Goal: Copy each record exactly as it reads, leaving out any pictures it holds.

Stored rows:

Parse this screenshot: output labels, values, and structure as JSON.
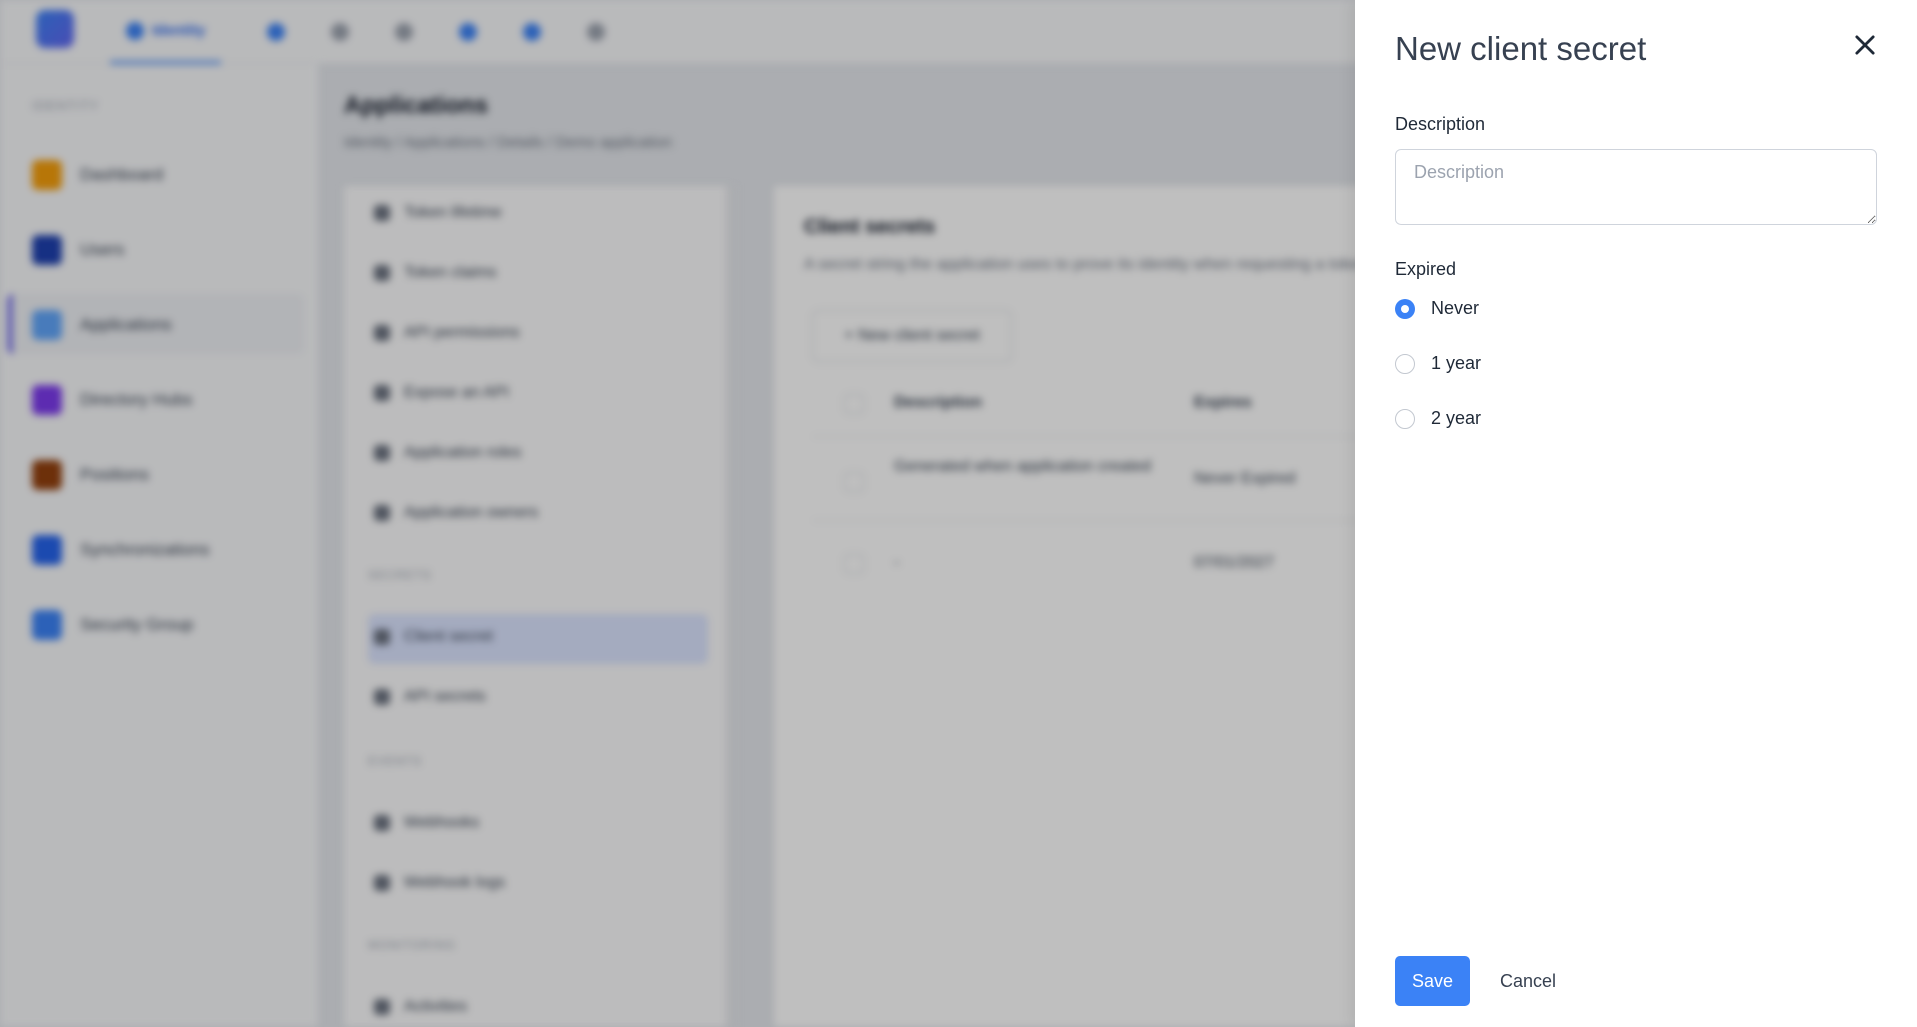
{
  "background": {
    "top_tab_label": "Identity",
    "sidebar": {
      "caption": "IDENTITY",
      "items": [
        {
          "label": "Dashboard",
          "color": "#f59e0b"
        },
        {
          "label": "Users",
          "color": "#1e40af"
        },
        {
          "label": "Applications",
          "color": "#60a5fa"
        },
        {
          "label": "Directory Hubs",
          "color": "#7c3aed"
        },
        {
          "label": "Positions",
          "color": "#92400e"
        },
        {
          "label": "Synchronizations",
          "color": "#2563eb"
        },
        {
          "label": "Security Group",
          "color": "#3b82f6"
        }
      ]
    },
    "page_title": "Applications",
    "breadcrumb": "Identity / Applications / Details / Demo application",
    "menu": {
      "items_top": [
        "Token lifetime",
        "Token claims",
        "API permissions",
        "Expose an API",
        "Application roles",
        "Application owners"
      ],
      "caption_secrets": "SECRETS",
      "items_secrets": [
        "Client secret",
        "API secrets"
      ],
      "caption_events": "EVENTS",
      "items_events": [
        "Webhooks",
        "Webhook logs"
      ],
      "caption_monitoring": "MONITORING",
      "items_monitoring": [
        "Activities"
      ]
    },
    "panel": {
      "title": "Client secrets",
      "description": "A secret string the application uses to prove its identity when requesting a token.",
      "new_button": "+ New client secret",
      "columns": [
        "Description",
        "Expires"
      ],
      "rows": [
        {
          "description": "Generated when application created",
          "expires": "Never Expired"
        },
        {
          "description": "-",
          "expires": "07/01/2027"
        }
      ]
    }
  },
  "drawer": {
    "title": "New client secret",
    "description_label": "Description",
    "description_placeholder": "Description",
    "description_value": "",
    "expired_label": "Expired",
    "options": [
      {
        "label": "Never",
        "checked": true
      },
      {
        "label": "1 year",
        "checked": false
      },
      {
        "label": "2 year",
        "checked": false
      }
    ],
    "save_label": "Save",
    "cancel_label": "Cancel",
    "accent_color": "#3b82f6"
  }
}
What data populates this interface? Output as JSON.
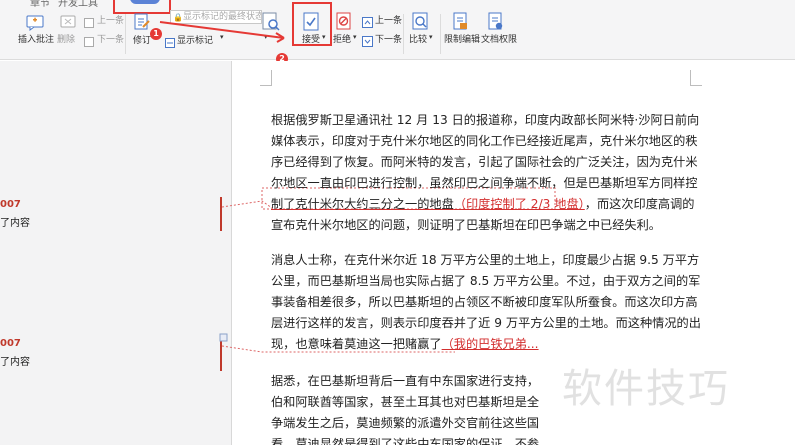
{
  "toolbar": {
    "tabs": [
      "章节",
      "开发工具",
      "审阅"
    ],
    "track_placeholder": "显示标记的最终状态",
    "insert_comment": "插入批注",
    "delete": "删除",
    "prev_top": "上一条",
    "next_top": "下一条",
    "track_changes": "修订",
    "show_markup": "显示标记",
    "accept": "接受",
    "reject": "拒绝",
    "prev": "上一条",
    "next": "下一条",
    "compare": "比较",
    "restrict_edit": "限制编辑",
    "doc_permission": "文档权限",
    "badge1": "1",
    "badge2": "2",
    "colors": {
      "highlight_box": "#e53935",
      "active_tab": "#5b82d6"
    }
  },
  "comments": [
    {
      "num": "007",
      "text": "了内容"
    },
    {
      "num": "007",
      "text": "了内容"
    }
  ],
  "doc": {
    "p1": [
      "根据俄罗斯卫星通讯社 12 月 13 日的报道称，印度内政部长阿米特·沙阿日前向",
      "媒体表示，印度对于克什米尔地区的同化工作已经接近尾声，克什米尔地区的秩",
      "序已经得到了恢复。而阿米特的发言，引起了国际社会的广泛关注，因为克什米",
      "尔地区一直由印巴进行控制，虽然印巴之间争端不断，但是巴基斯坦军方同样控"
    ],
    "p1_l5_pre": "制了克什米尔大约三分之一的地盘",
    "p1_l5_ins": "（印度控制了 2/3 地盘）",
    "p1_l5_post": "，而这次印度高调的",
    "p1_l6": "宣布克什米尔地区的问题，则证明了巴基斯坦在印巴争端之中已经失利。",
    "p2": [
      "消息人士称，在克什米尔近 18 万平方公里的土地上，印度最少占据 9.5 万平方",
      "公里，而巴基斯坦当局也实际占据了 8.5 万平方公里。不过，由于双方之间的军",
      "事装备相差很多，所以巴基斯坦的占领区不断被印度军队所蚕食。而这次印方高",
      "层进行这样的发言，则表示印度吞并了近 9 万平方公里的土地。而这种情况的出"
    ],
    "p2_l5_pre": "现，也意味着莫迪这一把赌赢了",
    "p2_l5_ins": "（我的巴铁兄弟...",
    "p3": [
      "据悉，在巴基斯坦背后一直有中东国家进行支持，",
      "伯和阿联酋等国家，甚至土耳其也对巴基斯坦是全",
      "争端发生之后，莫迪频繁的派遣外交官前往这些国",
      "看，莫迪显然是得到了这些中东国家的保证，不参"
    ]
  },
  "watermark": "软件技巧"
}
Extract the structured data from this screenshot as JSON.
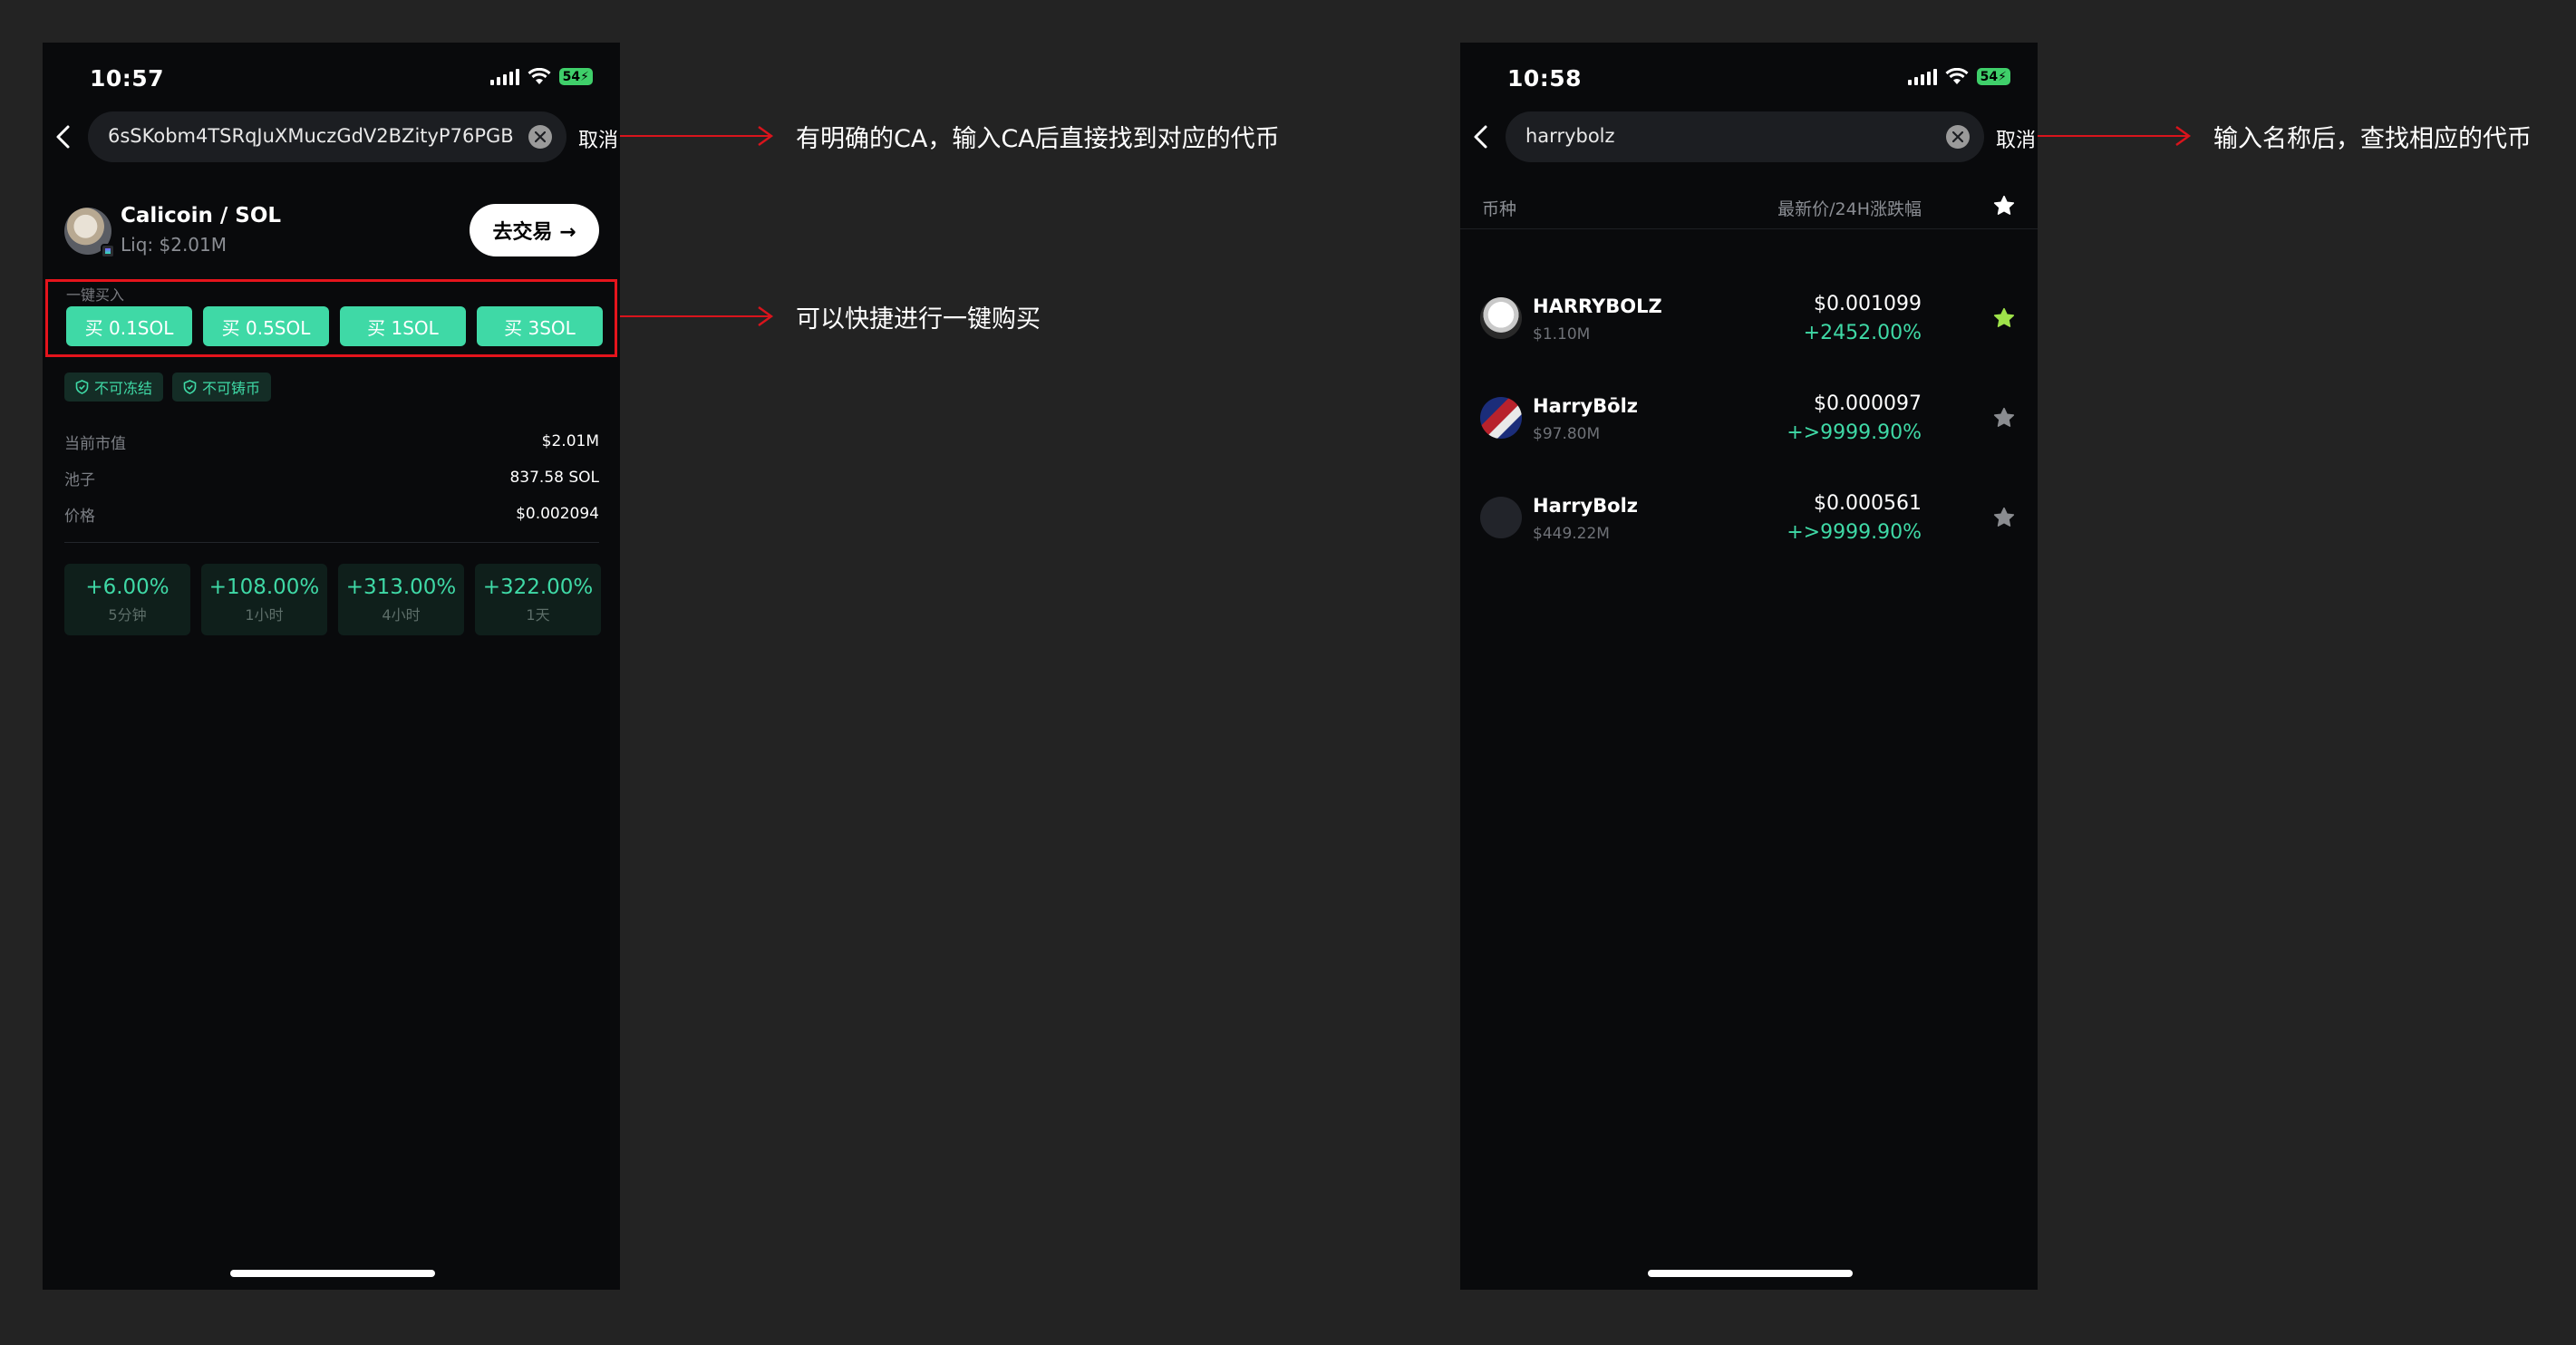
{
  "left_screen": {
    "status_time": "10:57",
    "battery": "54",
    "search_value": "6sSKobm4TSRqJuXMuczGdV2BZityP76PGB",
    "cancel_label": "取消",
    "pair_name": "Calicoin / SOL",
    "liquidity": "Liq: $2.01M",
    "trade_button": "去交易 →",
    "quick_buy_label": "一键买入",
    "buy_buttons": [
      "买 0.1SOL",
      "买 0.5SOL",
      "买 1SOL",
      "买 3SOL"
    ],
    "badges": [
      "不可冻结",
      "不可铸币"
    ],
    "stats": [
      {
        "label": "当前市值",
        "value": "$2.01M"
      },
      {
        "label": "池子",
        "value": "837.58 SOL"
      },
      {
        "label": "价格",
        "value": "$0.002094"
      }
    ],
    "changes": [
      {
        "value": "+6.00%",
        "period": "5分钟"
      },
      {
        "value": "+108.00%",
        "period": "1小时"
      },
      {
        "value": "+313.00%",
        "period": "4小时"
      },
      {
        "value": "+322.00%",
        "period": "1天"
      }
    ]
  },
  "right_screen": {
    "status_time": "10:58",
    "battery": "54",
    "search_value": "harrybolz",
    "cancel_label": "取消",
    "header_coin": "币种",
    "header_price": "最新价/24H涨跌幅",
    "coins": [
      {
        "name": "HARRYBOLZ",
        "market_cap": "$1.10M",
        "price": "$0.001099",
        "change": "+2452.00%",
        "favorited": true
      },
      {
        "name": "HarryBōlz",
        "market_cap": "$97.80M",
        "price": "$0.000097",
        "change": "+>9999.90%",
        "favorited": false
      },
      {
        "name": "HarryBolz",
        "market_cap": "$449.22M",
        "price": "$0.000561",
        "change": "+>9999.90%",
        "favorited": false
      }
    ]
  },
  "annotations": [
    "有明确的CA，输入CA后直接找到对应的代币",
    "可以快捷进行一键购买",
    "输入名称后，查找相应的代币"
  ],
  "colors": {
    "accent_green": "#3fd9a6",
    "annotation_red": "#d9141c",
    "favorite_star": "#9ee24a",
    "background": "#232323",
    "phone_bg": "#090a0c"
  }
}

Answer for the task:
Parse this screenshot: output labels, values, and structure as JSON.
{
  "background": {
    "top_tab_label": "Identity",
    "sidebar": {
      "caption": "IDENTITY",
      "items": [
        {
          "label": "Dashboard",
          "color": "#f59e0b"
        },
        {
          "label": "Users",
          "color": "#1e40af"
        },
        {
          "label": "Applications",
          "color": "#60a5fa"
        },
        {
          "label": "Directory Hubs",
          "color": "#7c3aed"
        },
        {
          "label": "Positions",
          "color": "#92400e"
        },
        {
          "label": "Synchronizations",
          "color": "#2563eb"
        },
        {
          "label": "Security Group",
          "color": "#3b82f6"
        }
      ]
    },
    "page_title": "Applications",
    "breadcrumb": "Identity / Applications / Details / Demo application",
    "menu": {
      "items_top": [
        "Token lifetime",
        "Token claims",
        "API permissions",
        "Expose an API",
        "Application roles",
        "Application owners"
      ],
      "caption_secrets": "SECRETS",
      "items_secrets": [
        "Client secret",
        "API secrets"
      ],
      "caption_events": "EVENTS",
      "items_events": [
        "Webhooks",
        "Webhook logs"
      ],
      "caption_monitoring": "MONITORING",
      "items_monitoring": [
        "Activities"
      ]
    },
    "panel": {
      "title": "Client secrets",
      "description": "A secret string the application uses to prove its identity when requesting a token.",
      "new_button": "+ New client secret",
      "columns": [
        "Description",
        "Expires"
      ],
      "rows": [
        {
          "description": "Generated when application created",
          "expires": "Never Expired"
        },
        {
          "description": "-",
          "expires": "07/01/2027"
        }
      ]
    }
  },
  "drawer": {
    "title": "New client secret",
    "description_label": "Description",
    "description_placeholder": "Description",
    "description_value": "",
    "expired_label": "Expired",
    "options": [
      {
        "label": "Never",
        "checked": true
      },
      {
        "label": "1 year",
        "checked": false
      },
      {
        "label": "2 year",
        "checked": false
      }
    ],
    "save_label": "Save",
    "cancel_label": "Cancel",
    "accent_color": "#3b82f6"
  }
}
What data populates this interface? Output as JSON.
{
  "toolbar": {
    "tabs": [
      "章节",
      "开发工具",
      "审阅"
    ],
    "track_placeholder": "显示标记的最终状态",
    "insert_comment": "插入批注",
    "delete": "删除",
    "prev_top": "上一条",
    "next_top": "下一条",
    "track_changes": "修订",
    "show_markup": "显示标记",
    "accept": "接受",
    "reject": "拒绝",
    "prev": "上一条",
    "next": "下一条",
    "compare": "比较",
    "restrict_edit": "限制编辑",
    "doc_permission": "文档权限",
    "badge1": "1",
    "badge2": "2",
    "colors": {
      "highlight_box": "#e53935",
      "active_tab": "#5b82d6"
    }
  },
  "comments": [
    {
      "num": "007",
      "text": "了内容"
    },
    {
      "num": "007",
      "text": "了内容"
    }
  ],
  "doc": {
    "p1": [
      "根据俄罗斯卫星通讯社 12 月 13 日的报道称，印度内政部长阿米特·沙阿日前向",
      "媒体表示，印度对于克什米尔地区的同化工作已经接近尾声，克什米尔地区的秩",
      "序已经得到了恢复。而阿米特的发言，引起了国际社会的广泛关注，因为克什米",
      "尔地区一直由印巴进行控制，虽然印巴之间争端不断，但是巴基斯坦军方同样控"
    ],
    "p1_l5_pre": "制了克什米尔大约三分之一的地盘",
    "p1_l5_ins": "（印度控制了 2/3 地盘）",
    "p1_l5_post": "，而这次印度高调的",
    "p1_l6": "宣布克什米尔地区的问题，则证明了巴基斯坦在印巴争端之中已经失利。",
    "p2": [
      "消息人士称，在克什米尔近 18 万平方公里的土地上，印度最少占据 9.5 万平方",
      "公里，而巴基斯坦当局也实际占据了 8.5 万平方公里。不过，由于双方之间的军",
      "事装备相差很多，所以巴基斯坦的占领区不断被印度军队所蚕食。而这次印方高",
      "层进行这样的发言，则表示印度吞并了近 9 万平方公里的土地。而这种情况的出"
    ],
    "p2_l5_pre": "现，也意味着莫迪这一把赌赢了",
    "p2_l5_ins": "（我的巴铁兄弟...",
    "p3": [
      "据悉，在巴基斯坦背后一直有中东国家进行支持，",
      "伯和阿联酋等国家，甚至土耳其也对巴基斯坦是全",
      "争端发生之后，莫迪频繁的派遣外交官前往这些国",
      "看，莫迪显然是得到了这些中东国家的保证，不参"
    ]
  },
  "watermark": "软件技巧"
}
Extract the structured data from this screenshot as JSON.
{
  "left_screen": {
    "status_time": "10:57",
    "battery": "54",
    "search_value": "6sSKobm4TSRqJuXMuczGdV2BZityP76PGB",
    "cancel_label": "取消",
    "pair_name": "Calicoin / SOL",
    "liquidity": "Liq: $2.01M",
    "trade_button": "去交易 →",
    "quick_buy_label": "一键买入",
    "buy_buttons": [
      "买 0.1SOL",
      "买 0.5SOL",
      "买 1SOL",
      "买 3SOL"
    ],
    "badges": [
      "不可冻结",
      "不可铸币"
    ],
    "stats": [
      {
        "label": "当前市值",
        "value": "$2.01M"
      },
      {
        "label": "池子",
        "value": "837.58 SOL"
      },
      {
        "label": "价格",
        "value": "$0.002094"
      }
    ],
    "changes": [
      {
        "value": "+6.00%",
        "period": "5分钟"
      },
      {
        "value": "+108.00%",
        "period": "1小时"
      },
      {
        "value": "+313.00%",
        "period": "4小时"
      },
      {
        "value": "+322.00%",
        "period": "1天"
      }
    ]
  },
  "right_screen": {
    "status_time": "10:58",
    "battery": "54",
    "search_value": "harrybolz",
    "cancel_label": "取消",
    "header_coin": "币种",
    "header_price": "最新价/24H涨跌幅",
    "coins": [
      {
        "name": "HARRYBOLZ",
        "market_cap": "$1.10M",
        "price": "$0.001099",
        "change": "+2452.00%",
        "favorited": true
      },
      {
        "name": "HarryBōlz",
        "market_cap": "$97.80M",
        "price": "$0.000097",
        "change": "+>9999.90%",
        "favorited": false
      },
      {
        "name": "HarryBolz",
        "market_cap": "$449.22M",
        "price": "$0.000561",
        "change": "+>9999.90%",
        "favorited": false
      }
    ]
  },
  "annotations": [
    "有明确的CA，输入CA后直接找到对应的代币",
    "可以快捷进行一键购买",
    "输入名称后，查找相应的代币"
  ],
  "colors": {
    "accent_green": "#3fd9a6",
    "annotation_red": "#d9141c",
    "favorite_star": "#9ee24a",
    "background": "#232323",
    "phone_bg": "#090a0c"
  }
}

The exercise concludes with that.